▸ EXTRACTED RECORDS

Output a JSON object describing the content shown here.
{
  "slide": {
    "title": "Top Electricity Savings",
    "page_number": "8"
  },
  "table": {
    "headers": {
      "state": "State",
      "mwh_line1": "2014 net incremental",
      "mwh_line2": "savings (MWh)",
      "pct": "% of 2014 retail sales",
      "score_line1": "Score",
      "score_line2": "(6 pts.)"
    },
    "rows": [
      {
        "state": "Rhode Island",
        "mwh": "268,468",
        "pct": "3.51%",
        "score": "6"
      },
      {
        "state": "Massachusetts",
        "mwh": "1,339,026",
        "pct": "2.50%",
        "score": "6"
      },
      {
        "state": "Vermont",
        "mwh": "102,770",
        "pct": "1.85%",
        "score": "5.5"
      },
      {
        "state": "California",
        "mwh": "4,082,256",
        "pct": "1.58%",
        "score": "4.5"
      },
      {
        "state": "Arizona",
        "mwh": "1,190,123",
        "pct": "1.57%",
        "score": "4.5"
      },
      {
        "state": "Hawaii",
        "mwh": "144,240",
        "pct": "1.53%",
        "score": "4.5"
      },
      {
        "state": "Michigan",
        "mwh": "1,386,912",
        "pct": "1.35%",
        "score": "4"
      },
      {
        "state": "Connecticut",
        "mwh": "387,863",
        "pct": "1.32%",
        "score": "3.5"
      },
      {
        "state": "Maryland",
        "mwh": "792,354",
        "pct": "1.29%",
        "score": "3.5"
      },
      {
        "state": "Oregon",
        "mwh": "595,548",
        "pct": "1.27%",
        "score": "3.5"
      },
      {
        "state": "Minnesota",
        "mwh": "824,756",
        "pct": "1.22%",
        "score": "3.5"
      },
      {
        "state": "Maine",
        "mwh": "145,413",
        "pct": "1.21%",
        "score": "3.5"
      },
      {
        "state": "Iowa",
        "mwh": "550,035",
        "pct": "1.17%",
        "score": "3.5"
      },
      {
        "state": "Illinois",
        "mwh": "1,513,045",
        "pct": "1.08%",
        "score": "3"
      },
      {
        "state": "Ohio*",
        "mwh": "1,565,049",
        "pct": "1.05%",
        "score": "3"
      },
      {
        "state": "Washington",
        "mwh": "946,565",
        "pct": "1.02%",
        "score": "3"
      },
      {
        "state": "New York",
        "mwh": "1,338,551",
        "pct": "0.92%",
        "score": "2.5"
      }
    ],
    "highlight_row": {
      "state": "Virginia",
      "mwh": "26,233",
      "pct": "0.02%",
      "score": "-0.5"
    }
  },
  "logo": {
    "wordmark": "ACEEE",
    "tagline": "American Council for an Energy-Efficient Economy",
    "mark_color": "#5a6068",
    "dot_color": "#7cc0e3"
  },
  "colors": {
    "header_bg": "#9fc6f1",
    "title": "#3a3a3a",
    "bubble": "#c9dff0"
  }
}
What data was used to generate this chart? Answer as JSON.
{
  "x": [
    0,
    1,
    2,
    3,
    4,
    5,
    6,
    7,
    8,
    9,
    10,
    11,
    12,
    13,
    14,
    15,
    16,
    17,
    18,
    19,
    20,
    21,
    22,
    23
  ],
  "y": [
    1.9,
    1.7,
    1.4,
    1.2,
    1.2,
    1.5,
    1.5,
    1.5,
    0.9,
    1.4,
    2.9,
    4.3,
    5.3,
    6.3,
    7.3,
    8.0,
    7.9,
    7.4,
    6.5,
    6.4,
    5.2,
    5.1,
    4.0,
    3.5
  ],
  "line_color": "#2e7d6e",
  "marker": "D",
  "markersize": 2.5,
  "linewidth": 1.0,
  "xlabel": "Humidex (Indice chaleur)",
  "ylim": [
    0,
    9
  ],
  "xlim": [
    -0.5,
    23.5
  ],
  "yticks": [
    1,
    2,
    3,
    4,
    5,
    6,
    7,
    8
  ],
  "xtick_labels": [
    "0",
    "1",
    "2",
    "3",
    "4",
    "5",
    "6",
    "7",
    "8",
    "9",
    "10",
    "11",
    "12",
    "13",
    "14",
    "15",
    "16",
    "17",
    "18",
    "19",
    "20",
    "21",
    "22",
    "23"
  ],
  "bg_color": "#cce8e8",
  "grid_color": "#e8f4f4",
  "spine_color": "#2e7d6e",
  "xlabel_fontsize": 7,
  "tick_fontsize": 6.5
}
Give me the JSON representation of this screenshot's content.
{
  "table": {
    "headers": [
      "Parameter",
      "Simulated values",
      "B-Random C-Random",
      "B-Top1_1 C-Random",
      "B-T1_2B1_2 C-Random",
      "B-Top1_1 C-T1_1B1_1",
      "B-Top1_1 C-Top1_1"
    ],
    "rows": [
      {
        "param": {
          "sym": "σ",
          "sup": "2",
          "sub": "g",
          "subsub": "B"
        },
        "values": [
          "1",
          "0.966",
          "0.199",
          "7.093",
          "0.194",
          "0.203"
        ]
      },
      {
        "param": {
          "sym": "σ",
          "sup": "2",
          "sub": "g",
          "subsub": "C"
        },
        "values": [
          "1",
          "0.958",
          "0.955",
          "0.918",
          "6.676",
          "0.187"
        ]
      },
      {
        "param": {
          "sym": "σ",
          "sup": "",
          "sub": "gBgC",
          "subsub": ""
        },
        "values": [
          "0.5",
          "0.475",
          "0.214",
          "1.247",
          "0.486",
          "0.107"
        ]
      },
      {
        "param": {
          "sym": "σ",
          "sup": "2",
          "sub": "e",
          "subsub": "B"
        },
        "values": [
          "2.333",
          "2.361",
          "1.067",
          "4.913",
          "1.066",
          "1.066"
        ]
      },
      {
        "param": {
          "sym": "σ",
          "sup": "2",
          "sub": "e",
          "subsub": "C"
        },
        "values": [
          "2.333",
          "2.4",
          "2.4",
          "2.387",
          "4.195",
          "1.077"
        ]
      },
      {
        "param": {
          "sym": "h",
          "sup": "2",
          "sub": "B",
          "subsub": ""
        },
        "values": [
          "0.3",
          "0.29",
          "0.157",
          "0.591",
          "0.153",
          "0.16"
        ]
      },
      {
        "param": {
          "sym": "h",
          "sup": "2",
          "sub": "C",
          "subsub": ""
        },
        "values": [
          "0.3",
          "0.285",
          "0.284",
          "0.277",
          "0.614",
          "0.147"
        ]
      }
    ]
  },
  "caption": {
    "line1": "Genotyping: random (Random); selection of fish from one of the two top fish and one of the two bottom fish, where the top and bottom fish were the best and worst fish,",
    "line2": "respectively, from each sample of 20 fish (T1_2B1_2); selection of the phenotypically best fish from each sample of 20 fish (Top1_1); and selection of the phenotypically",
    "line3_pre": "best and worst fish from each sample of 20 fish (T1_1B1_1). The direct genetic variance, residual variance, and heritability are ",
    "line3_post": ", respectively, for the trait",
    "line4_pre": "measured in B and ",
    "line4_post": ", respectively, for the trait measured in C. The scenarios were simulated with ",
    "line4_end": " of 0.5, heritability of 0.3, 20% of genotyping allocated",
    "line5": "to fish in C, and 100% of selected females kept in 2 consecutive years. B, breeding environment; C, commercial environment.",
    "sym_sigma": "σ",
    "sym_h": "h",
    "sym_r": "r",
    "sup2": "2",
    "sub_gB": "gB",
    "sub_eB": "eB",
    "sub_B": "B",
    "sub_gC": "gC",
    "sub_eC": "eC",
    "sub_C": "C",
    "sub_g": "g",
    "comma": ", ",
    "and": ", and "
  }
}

▸ EXERCISE DESCRIPTION
Lines that hold the word "respectively" are the ones to return, every one of them.

▸ WRITTEN SOLUTION
    "line2": "respectively, from each sample of 20 fish (T1_2B1_2); selection of the phenotypically best fish from each sample of 20 fish (Top1_1); and selection of the phenotypically",
    "line3_post": ", respectively, for the trait",
    "line4_post": ", respectively, for the trait measured in C. The scenarios were simulated with ",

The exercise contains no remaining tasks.